▶ _Given entries_:
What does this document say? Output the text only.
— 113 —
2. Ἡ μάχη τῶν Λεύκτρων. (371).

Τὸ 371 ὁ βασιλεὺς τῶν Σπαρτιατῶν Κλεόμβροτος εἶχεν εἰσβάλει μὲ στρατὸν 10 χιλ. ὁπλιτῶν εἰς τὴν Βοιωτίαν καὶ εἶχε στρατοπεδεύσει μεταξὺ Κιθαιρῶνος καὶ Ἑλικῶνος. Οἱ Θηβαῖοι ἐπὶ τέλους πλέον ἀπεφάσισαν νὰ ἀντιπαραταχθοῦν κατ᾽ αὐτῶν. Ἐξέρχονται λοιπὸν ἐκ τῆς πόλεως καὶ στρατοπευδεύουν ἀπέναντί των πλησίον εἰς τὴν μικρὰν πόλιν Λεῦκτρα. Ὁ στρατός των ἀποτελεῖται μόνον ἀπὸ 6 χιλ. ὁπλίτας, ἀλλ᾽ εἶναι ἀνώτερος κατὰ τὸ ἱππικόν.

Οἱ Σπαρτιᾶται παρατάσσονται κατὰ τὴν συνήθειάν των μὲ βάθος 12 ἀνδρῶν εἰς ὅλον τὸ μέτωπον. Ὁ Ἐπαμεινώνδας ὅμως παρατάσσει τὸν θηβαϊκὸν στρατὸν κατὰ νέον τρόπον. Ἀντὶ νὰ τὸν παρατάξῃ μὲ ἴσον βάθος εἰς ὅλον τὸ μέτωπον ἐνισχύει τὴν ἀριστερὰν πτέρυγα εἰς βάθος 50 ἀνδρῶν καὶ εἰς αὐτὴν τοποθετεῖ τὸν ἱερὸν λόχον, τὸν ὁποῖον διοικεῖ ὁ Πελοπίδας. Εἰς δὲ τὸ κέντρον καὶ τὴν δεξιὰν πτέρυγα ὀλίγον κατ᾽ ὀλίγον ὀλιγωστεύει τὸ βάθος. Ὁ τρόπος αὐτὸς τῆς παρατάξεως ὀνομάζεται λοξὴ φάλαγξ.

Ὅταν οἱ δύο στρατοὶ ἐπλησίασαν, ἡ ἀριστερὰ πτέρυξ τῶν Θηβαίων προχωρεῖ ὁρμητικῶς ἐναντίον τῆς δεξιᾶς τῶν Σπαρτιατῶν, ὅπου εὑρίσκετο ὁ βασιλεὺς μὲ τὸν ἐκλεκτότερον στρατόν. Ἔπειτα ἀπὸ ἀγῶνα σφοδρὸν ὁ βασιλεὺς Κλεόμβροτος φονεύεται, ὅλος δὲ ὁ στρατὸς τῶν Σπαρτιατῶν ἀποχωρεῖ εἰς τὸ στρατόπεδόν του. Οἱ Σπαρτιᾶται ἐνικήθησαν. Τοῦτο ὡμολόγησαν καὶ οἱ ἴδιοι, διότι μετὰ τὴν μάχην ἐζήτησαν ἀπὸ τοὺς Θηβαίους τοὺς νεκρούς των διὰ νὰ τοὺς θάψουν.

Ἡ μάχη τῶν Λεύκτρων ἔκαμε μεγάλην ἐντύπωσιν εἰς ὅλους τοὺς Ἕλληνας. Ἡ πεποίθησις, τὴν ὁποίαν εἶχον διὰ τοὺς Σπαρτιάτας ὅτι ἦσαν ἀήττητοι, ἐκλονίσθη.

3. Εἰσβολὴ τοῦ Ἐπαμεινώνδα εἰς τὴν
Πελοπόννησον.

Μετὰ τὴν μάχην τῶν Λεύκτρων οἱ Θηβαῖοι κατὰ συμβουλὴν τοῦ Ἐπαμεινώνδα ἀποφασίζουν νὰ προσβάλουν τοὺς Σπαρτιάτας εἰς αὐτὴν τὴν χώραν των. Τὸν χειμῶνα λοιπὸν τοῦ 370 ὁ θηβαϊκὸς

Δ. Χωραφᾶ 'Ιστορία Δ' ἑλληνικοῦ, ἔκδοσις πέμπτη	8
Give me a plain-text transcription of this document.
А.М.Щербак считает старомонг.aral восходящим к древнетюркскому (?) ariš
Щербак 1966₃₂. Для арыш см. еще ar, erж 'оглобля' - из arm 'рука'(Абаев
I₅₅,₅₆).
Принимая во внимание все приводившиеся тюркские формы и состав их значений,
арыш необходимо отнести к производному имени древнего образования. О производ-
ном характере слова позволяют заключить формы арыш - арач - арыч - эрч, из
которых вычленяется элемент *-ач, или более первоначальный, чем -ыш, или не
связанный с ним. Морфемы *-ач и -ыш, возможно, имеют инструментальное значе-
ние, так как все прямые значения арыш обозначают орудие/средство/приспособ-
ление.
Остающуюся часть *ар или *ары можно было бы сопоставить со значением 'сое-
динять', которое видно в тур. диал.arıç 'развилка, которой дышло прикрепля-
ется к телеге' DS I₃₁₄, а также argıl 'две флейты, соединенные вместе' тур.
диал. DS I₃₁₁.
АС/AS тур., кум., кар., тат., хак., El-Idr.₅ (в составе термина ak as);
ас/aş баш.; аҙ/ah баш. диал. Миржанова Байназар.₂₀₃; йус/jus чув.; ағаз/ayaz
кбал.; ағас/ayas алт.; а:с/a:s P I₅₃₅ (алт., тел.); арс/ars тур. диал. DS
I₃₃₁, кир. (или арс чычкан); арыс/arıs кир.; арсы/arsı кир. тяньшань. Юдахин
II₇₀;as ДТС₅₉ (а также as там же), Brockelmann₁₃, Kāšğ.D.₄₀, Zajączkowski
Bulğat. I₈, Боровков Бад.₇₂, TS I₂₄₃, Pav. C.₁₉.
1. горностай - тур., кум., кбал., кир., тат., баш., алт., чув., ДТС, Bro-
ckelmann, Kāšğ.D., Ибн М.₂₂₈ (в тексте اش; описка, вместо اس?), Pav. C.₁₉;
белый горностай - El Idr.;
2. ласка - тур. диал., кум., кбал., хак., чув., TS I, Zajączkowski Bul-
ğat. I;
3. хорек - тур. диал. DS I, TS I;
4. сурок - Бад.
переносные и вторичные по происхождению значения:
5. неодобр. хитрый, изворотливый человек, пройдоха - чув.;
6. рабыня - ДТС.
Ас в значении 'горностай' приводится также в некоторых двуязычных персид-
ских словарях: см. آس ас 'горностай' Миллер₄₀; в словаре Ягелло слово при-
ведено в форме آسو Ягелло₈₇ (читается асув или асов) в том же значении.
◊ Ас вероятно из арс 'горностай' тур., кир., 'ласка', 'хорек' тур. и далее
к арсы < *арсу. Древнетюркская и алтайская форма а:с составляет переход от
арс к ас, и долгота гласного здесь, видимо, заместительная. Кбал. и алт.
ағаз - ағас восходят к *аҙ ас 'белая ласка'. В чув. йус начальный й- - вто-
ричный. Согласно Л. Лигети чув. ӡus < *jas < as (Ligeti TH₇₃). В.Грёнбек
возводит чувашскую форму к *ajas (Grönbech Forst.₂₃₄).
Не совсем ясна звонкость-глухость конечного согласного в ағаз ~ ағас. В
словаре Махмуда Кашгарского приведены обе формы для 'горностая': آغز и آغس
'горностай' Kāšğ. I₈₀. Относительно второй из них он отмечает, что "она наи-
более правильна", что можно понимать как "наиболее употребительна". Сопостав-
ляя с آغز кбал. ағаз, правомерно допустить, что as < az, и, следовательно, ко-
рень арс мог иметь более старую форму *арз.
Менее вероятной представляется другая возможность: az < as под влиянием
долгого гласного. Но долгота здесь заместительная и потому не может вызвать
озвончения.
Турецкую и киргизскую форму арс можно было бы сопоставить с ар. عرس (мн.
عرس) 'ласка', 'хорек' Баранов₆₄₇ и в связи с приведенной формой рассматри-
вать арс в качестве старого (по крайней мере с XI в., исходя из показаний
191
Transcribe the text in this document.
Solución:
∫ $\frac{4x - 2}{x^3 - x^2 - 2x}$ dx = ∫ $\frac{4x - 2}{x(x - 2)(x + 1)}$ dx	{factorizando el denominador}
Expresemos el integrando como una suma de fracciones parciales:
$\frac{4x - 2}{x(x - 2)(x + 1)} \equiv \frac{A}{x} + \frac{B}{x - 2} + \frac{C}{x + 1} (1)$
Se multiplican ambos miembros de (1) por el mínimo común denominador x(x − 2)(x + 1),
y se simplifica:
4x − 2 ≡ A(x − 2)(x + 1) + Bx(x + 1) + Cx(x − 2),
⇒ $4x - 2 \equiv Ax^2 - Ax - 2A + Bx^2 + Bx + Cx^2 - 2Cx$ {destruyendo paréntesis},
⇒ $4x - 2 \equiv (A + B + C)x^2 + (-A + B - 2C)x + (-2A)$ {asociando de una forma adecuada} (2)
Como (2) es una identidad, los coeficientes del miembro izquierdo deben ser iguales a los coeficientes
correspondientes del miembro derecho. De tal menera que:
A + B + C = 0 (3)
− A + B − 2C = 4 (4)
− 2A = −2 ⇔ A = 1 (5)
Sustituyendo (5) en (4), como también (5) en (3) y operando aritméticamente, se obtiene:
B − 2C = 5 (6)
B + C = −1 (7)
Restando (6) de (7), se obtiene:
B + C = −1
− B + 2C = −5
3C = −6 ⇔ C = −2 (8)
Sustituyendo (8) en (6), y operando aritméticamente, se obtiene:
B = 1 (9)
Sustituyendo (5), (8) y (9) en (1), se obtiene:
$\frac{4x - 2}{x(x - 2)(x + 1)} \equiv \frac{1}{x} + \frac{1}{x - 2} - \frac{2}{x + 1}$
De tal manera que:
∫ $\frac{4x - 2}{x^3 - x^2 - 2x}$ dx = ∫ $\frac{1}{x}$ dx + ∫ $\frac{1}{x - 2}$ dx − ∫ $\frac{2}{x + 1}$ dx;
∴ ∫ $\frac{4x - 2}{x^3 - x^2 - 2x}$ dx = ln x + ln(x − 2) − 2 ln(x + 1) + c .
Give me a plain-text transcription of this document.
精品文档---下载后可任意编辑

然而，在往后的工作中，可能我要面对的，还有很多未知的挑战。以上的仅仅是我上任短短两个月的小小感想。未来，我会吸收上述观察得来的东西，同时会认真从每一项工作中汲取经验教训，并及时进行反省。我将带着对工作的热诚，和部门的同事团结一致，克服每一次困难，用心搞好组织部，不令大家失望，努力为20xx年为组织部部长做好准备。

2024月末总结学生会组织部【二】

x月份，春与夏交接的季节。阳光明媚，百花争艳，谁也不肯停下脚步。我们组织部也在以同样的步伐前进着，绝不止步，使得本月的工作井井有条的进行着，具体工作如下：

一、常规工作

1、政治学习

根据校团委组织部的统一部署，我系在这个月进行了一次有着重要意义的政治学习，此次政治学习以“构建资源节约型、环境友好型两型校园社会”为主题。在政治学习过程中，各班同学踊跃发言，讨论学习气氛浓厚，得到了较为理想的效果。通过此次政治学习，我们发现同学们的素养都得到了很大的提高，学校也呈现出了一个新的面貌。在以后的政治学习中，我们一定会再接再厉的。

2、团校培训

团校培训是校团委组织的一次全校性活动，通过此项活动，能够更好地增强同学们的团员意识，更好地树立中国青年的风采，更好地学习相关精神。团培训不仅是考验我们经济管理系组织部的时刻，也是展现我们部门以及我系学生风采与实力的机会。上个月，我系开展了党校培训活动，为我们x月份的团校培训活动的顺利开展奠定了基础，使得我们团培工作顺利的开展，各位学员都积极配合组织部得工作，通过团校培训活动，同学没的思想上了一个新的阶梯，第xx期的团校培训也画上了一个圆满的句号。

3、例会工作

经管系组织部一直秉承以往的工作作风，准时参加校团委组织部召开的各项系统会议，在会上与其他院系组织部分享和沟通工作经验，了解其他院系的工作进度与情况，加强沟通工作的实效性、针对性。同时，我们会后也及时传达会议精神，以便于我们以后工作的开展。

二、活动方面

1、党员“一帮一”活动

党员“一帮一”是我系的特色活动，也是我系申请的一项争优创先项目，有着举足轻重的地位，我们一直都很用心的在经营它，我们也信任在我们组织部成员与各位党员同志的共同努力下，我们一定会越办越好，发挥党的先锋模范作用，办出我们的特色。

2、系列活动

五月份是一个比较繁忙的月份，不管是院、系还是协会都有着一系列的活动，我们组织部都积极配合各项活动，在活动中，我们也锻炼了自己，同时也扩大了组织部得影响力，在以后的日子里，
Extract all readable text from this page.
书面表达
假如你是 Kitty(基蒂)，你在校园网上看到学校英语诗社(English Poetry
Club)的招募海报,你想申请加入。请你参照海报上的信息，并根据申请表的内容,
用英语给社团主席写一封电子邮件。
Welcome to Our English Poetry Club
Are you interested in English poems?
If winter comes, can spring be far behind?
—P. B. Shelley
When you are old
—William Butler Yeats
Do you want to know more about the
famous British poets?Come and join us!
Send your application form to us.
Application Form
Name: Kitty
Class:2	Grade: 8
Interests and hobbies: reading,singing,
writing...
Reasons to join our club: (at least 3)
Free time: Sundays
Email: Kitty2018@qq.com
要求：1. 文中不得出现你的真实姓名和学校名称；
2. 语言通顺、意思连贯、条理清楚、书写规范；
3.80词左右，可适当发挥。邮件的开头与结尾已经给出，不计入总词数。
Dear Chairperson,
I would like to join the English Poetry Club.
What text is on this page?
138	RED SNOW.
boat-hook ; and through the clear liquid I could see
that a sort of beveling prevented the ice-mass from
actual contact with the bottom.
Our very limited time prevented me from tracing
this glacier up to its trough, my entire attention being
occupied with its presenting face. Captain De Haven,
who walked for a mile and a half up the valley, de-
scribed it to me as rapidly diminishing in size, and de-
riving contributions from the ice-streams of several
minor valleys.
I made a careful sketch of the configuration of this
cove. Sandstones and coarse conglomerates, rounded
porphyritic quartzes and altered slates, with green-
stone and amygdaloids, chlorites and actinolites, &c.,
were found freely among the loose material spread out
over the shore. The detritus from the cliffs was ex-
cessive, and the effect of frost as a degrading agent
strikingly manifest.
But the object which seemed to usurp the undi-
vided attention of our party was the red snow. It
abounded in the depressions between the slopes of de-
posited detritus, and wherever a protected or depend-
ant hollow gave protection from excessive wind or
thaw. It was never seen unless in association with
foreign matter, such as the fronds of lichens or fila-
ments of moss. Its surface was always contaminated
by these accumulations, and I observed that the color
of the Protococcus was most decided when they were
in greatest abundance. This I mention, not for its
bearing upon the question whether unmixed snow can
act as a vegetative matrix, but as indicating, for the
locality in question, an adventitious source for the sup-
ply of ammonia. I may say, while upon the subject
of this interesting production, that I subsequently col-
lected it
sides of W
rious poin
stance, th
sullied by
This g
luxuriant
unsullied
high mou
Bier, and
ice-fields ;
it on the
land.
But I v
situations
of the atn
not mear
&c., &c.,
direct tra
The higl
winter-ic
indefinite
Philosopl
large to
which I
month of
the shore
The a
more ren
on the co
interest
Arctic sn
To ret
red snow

▶ _Given exercise_: Every line containing the string "Poetry" must be listed.

▶ _Full solution_:
假如你是 Kitty(基蒂)，你在校园网上看到学校英语诗社(English Poetry
Welcome to Our English Poetry Club
I would like to join the English Poetry Club.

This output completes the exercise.